**WHAT IS ASKED**
- A) In the EPCOT passage, copy everything from "Late last year, Disney" down to "out that way.", changing "pollution-free transportation" to "emission-free transit".
- B) According to the EPCOT passage, what had James Rouse designed?
- C) Continue the EPCOT passage from its final sentence onward.

BEGIN PASSAGE SHOWN

The 21st century began on Jan. 1, 2001, but for Disney fans it had been in full swing for nearly 18 years, since the opening day of EPCOT Center on Oct. 1, 1982, when a sleek and optimistic vision of the future debuted in a theme park unlike any other built before or since.
Late last year, Disney started a massive overhaul of EPCOT, which will see more Disney characters and brands added to the park, and update many of its attractions for the actual 21st century – which has arguably proved a fair deal bleaker and less promising than the happy visions Disney conceived for EPCOT.
Disney’s version contained daily flights to space, boundless energy, harmony with the earth and its oceans, pollution-free transportation, and a unifying message of peace and unity among people from every nation. It didn’t quite pan out that way.
But even back in 1982, it was something of a fiction – grounded in the harsh reality of the time, it was nevertheless a Disney wish, and one that got its start in the 1950s, as Walt Disney was readying Disneyland. While even the most devoted Disney enthusiast generally sees rides, shows, restaurants and shops when they go to Disneyland, Walt Disney and his engineers (long before they were “Imagineers”) saw something else: urban planning. So impressive was Disney’s ability to make something out of nothing that James Rouse, designer of the first enclosed shopping center in America said in 1963, “the greatest piece of urban design in the United States today is Disneyland.”

END PASSAGE SHOWN
BEGIN EXCERPTED DATA

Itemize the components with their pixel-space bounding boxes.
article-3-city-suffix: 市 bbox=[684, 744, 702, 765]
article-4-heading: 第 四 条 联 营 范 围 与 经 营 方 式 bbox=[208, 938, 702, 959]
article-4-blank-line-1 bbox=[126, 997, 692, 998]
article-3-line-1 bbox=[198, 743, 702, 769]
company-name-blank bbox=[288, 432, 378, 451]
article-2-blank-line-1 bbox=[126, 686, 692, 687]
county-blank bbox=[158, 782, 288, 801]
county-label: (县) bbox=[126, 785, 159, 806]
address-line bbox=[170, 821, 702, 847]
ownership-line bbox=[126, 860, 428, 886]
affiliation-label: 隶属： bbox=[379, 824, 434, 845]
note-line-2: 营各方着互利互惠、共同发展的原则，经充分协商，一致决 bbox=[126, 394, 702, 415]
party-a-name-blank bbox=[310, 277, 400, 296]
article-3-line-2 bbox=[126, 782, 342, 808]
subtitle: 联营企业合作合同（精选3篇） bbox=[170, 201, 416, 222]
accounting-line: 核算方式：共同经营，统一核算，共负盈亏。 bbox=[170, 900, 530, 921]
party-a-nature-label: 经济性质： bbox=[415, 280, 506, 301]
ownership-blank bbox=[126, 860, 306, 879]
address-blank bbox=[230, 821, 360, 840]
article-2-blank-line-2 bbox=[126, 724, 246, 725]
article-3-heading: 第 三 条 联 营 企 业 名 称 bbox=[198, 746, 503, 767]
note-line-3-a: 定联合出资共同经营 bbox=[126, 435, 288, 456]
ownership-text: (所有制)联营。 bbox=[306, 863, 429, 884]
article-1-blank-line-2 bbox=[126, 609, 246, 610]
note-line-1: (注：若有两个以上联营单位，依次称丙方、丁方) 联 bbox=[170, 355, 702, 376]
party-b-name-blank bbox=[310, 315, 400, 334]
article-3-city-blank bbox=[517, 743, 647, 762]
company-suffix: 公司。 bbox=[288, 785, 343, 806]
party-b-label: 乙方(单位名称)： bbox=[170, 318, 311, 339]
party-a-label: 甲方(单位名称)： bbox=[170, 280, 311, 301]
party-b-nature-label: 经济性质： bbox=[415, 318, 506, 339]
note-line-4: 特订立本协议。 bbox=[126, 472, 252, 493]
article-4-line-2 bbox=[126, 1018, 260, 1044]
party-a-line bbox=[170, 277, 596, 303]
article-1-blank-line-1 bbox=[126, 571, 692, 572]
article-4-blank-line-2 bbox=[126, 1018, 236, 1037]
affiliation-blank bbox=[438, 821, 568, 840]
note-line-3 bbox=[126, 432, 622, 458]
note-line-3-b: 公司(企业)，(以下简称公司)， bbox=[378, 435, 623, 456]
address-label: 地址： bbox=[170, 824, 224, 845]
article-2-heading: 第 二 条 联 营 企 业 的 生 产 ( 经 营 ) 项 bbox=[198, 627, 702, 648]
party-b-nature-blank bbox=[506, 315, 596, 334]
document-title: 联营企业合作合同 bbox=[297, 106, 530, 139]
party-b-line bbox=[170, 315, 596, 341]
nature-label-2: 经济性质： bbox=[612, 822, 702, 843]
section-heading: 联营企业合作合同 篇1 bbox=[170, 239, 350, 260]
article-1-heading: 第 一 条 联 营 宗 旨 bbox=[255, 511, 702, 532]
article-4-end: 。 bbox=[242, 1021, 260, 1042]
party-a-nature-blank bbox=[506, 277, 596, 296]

END EXCERPTED DATA

**ANSWERS TO THE EXERCISES**
- A)
Late last year, Disney started a massive overhaul of EPCOT, which will see more Disney characters and brands added to the park, and update many of its attractions for the actual 21st century – which has arguably proved a fair deal bleaker and less promising than the happy visions Disney conceived for EPCOT.
Disney’s version contained daily flights to space, boundless energy, harmony with the earth and its oceans, emission-free transit, and a unifying message of peace and unity among people from every nation. It didn’t quite pan out that way.

- B) The first enclosed shopping center in America.

- C)
An avid traveler, Walt Disney had also spent much time visiting cities around the world – and around the country – and by the early 1960s he was growing concerned about the state of American cities, but eager to explore solutions he saw internationally. His interest became an obsession, and by the mid-1960s he was wholeheartedly turning his company from a film studio into a think-tank devoted to creating a prototype community filled with experimental technology from around the world.
He called the city EPCOT – the Experimental Prototype Community of Tomorrow. To help fund it, and to draw even more attention to it, he placed it within the confines of “Disney World,” the gigantic project his company was building in Central Florida. Building the theme park proved relatively easy; but when it come to the “city of tomorrow,” even his closest aides were confounded by the visions and ideas Walt Disney had proposed. “He had come to fear that EPCOT would not be built if anything happened to him,” biographer Neil Gabler wrote in Walt Disney: Triumph of the American Imagination. On Dec. 15, 1966, Walt Disney died.
So, for a time, EPCOT died. Its vision of a future created by corporations and big industries, supported by governments and social unity, was undone by the violence, unrest and distrust of the 1960s. Yet, a decade after Walt Disney, EPCOT began moving ahead.
The idea of a “real” city that housed research-and-development arms of major corporations, staffed by people from around the world, fell away quickly, but at EPCOT’s core was the belief that the ideas and innovations of companies, and the imagination of the people who worked for them around the globe, could serve to inspire the future. These two competing notions of technological innovation and of cultural cooperation were initially proposed as two parks, until, inspiration struck.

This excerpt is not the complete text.